:: Task to carry out ::
Where does the string "Saguaro" appear in the records? Copy each line that holds it.
------------------------------------
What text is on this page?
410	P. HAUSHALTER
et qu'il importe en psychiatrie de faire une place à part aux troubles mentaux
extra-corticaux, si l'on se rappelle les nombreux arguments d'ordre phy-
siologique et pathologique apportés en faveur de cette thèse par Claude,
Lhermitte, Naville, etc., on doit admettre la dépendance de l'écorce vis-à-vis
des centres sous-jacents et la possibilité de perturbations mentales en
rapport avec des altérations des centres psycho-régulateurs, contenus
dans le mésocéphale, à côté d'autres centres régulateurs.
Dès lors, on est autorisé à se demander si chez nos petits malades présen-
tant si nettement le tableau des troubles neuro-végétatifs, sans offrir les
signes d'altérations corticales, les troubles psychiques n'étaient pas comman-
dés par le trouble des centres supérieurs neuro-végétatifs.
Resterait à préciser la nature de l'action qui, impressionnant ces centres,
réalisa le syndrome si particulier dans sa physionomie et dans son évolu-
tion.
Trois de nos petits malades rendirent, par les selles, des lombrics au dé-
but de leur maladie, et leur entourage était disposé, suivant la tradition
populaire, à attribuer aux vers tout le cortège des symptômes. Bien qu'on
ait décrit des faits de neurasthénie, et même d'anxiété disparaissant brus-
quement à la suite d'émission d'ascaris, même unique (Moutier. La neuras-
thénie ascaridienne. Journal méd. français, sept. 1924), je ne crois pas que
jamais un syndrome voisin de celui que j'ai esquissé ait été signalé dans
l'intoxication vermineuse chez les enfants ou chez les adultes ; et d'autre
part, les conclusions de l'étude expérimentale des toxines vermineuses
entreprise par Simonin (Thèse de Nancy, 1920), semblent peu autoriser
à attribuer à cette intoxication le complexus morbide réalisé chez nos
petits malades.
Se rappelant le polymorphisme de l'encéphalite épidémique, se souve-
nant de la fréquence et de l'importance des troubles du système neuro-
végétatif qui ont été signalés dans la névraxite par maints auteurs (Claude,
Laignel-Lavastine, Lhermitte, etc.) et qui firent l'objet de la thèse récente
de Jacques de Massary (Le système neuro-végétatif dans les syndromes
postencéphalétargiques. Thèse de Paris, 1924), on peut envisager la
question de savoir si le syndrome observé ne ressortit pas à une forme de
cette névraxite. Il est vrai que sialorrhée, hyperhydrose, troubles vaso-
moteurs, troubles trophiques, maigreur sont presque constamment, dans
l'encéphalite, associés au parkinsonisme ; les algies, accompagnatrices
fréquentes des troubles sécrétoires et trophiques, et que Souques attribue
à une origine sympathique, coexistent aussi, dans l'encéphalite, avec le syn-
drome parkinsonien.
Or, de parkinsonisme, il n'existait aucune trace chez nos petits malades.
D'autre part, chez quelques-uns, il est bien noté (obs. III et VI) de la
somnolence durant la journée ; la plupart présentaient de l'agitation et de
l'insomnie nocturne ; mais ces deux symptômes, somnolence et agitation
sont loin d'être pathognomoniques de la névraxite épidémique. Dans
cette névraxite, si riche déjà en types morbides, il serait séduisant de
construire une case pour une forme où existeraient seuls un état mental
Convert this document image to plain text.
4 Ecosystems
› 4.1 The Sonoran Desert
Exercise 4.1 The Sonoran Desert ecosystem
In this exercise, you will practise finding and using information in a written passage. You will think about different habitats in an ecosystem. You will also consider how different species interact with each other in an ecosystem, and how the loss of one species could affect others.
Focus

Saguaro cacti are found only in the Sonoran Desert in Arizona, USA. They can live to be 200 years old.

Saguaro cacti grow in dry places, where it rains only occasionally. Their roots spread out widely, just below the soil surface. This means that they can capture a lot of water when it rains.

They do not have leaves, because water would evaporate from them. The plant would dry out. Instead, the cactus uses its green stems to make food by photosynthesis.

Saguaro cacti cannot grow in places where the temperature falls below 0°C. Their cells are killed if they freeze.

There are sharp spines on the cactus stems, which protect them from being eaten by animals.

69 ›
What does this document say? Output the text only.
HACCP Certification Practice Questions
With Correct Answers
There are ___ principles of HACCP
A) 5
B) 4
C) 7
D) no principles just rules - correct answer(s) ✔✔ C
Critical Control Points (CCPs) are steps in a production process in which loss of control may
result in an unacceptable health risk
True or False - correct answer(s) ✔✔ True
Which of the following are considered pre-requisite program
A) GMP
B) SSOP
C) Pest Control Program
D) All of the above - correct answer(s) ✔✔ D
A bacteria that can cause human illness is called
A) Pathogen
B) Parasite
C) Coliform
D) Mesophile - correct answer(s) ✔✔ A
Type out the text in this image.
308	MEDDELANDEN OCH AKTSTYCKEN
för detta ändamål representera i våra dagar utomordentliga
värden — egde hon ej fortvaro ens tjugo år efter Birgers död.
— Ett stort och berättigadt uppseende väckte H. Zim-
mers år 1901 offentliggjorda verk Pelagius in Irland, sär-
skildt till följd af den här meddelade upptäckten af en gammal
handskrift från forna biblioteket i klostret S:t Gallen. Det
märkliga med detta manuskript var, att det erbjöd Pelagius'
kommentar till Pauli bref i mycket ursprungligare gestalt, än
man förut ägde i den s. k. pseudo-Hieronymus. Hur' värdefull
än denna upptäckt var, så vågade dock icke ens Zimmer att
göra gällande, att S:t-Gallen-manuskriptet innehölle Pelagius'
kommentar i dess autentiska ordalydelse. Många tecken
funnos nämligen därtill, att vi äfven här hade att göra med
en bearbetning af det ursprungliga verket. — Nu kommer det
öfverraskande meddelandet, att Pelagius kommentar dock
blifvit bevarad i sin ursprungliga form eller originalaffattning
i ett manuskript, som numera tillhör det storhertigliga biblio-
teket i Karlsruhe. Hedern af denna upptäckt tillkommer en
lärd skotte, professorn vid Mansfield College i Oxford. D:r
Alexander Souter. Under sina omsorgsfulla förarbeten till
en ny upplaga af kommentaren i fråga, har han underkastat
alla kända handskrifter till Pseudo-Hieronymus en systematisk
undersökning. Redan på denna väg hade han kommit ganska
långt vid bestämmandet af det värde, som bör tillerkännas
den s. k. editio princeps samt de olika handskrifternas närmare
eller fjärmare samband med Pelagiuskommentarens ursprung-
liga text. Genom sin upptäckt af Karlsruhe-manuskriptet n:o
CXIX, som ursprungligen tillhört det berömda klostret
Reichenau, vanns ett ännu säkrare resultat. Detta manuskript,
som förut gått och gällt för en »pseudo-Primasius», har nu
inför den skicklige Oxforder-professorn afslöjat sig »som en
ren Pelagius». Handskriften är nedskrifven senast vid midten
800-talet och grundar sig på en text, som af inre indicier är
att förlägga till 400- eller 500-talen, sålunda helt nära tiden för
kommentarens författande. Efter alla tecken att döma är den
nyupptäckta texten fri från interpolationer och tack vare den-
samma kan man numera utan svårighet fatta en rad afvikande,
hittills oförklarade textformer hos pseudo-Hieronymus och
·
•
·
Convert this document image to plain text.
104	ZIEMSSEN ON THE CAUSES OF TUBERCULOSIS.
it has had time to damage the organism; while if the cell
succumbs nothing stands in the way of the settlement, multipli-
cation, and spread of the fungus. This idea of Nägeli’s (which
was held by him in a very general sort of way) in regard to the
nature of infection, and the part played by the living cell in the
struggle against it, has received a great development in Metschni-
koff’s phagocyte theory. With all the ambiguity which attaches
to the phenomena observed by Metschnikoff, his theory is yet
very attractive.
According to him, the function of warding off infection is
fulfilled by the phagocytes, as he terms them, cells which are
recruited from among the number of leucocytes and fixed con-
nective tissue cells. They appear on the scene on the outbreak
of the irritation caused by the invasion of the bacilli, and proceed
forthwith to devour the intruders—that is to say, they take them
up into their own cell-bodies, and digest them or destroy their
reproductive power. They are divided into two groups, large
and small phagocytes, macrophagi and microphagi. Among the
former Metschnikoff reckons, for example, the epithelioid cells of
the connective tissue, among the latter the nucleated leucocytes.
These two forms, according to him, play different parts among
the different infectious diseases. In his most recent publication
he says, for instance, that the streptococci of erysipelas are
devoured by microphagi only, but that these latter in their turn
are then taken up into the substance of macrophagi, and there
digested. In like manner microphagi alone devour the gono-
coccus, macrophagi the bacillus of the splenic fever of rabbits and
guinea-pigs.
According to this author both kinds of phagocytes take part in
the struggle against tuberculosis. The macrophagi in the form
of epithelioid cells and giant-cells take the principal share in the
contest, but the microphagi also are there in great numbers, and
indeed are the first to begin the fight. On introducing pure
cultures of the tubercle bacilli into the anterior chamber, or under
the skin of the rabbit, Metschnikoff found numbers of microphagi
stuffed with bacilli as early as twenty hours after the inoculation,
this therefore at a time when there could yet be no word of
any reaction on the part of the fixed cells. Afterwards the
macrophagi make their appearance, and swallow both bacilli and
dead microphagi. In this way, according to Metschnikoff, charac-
------------------------------------
:: Answer area ::
Saguaro cacti are found only in the Sonoran Desert in Arizona, USA. They can live to be 200 years old.
Saguaro cacti grow in dry places, where it rains only occasionally. Their roots spread out widely, just below the soil surface. This means that they can capture a lot of water when it rains.
Saguaro cacti cannot grow in places where the temperature falls below 0°C. Their cells are killed if they freeze.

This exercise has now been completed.